◆ EXCERPTED PASSAGE
QST assessments were conducted following the protocol developed by the German Research Network on Neuropathic Pain (DFNS). Unless stated otherwise, we used the same equipment and followed the published protocol (Rolke et al. [9, 10]). Images of the respective tools can be found in [16]. All tests were performed at the dorsum of the right hand by the same investigator (FF). For each participant, the complete test serie was conducted twice to have sufficient data points to analyse the individual variability in sensory perception. Before each QST measurement, the upcoming test was explained in detail, and the measurement device was demonstrated to the participants. A 10-minute break between the two test series was observed to prevent habituation.

◆ WORK INSTRUCTION
Continue the passage on the quantitative sensory testing procedure from where it stops.

◆ SUPPLIED MATERIAL

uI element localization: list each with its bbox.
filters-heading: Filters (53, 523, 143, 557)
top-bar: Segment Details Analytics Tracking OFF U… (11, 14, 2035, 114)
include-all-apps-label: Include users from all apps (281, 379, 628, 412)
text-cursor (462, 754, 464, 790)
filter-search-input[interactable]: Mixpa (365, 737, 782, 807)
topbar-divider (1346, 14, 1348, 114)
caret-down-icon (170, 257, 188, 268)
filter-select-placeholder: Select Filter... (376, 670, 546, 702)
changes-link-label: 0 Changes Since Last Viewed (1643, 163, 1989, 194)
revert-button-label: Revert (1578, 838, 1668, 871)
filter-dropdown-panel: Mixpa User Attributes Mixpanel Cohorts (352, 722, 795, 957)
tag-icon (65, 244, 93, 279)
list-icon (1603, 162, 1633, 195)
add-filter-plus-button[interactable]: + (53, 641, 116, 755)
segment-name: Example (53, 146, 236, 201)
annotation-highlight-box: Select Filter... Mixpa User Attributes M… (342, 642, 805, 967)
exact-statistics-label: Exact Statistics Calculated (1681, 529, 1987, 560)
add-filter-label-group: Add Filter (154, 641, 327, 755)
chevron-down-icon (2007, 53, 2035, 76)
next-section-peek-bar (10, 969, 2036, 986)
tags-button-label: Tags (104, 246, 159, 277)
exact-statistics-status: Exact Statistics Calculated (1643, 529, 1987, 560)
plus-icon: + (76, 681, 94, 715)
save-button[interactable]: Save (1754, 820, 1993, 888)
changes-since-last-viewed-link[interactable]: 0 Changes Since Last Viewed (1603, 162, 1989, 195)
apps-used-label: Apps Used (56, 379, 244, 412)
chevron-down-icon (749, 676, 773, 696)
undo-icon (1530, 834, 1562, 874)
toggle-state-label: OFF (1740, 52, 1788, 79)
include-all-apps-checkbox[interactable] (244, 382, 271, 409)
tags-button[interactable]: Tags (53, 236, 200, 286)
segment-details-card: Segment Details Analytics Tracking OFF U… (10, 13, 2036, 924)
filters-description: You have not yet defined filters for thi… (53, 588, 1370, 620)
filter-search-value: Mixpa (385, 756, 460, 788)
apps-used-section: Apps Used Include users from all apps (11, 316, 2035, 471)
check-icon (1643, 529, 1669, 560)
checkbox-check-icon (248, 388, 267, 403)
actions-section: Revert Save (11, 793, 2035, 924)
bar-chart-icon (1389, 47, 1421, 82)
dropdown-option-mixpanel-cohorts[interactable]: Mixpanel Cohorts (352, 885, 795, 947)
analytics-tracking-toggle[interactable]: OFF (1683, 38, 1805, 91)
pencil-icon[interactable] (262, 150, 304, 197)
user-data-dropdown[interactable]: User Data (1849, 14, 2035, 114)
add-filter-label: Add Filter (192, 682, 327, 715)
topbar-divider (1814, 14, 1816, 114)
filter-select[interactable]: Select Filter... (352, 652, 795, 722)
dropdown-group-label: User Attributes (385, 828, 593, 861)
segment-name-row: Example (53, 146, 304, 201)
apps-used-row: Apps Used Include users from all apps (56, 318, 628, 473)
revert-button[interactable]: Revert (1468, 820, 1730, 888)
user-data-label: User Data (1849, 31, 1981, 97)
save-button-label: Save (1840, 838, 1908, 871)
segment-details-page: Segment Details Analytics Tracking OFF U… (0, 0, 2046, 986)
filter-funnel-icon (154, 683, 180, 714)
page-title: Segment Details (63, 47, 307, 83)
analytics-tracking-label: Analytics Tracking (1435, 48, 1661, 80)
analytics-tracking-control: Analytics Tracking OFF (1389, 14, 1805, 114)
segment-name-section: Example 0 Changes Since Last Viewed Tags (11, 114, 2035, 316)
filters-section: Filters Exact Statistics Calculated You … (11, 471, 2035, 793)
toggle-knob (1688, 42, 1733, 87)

◆ RESPONSE TO THIS TASK
The protocol included a total of 7 tests, assessing 13 different parameters. The assessed parameters were cold and warm detection thresholds (CDT, WDT), the occurrence of paradoxical heat sensations (PHS) during alternating warm and cold stimuli (thermal sensory limen, TSL), cold and heat pain thresholds (CPT, HPT), mechanical detection thresholds (MDT), a stimulus-response curve for pinprick sensitivity (mechanical pain sensitivity, MPS) and dynamic mechanical allodynia (DMA), the wind-up ratio (WUR) reflecting pain amplification upon repetitive pinprick stimuli, vibration detection thresholds (VDT), and thresholds for pinprick (mechanical pain threshold, MPT) and blunt pressure (pressure pain threshold, PPT).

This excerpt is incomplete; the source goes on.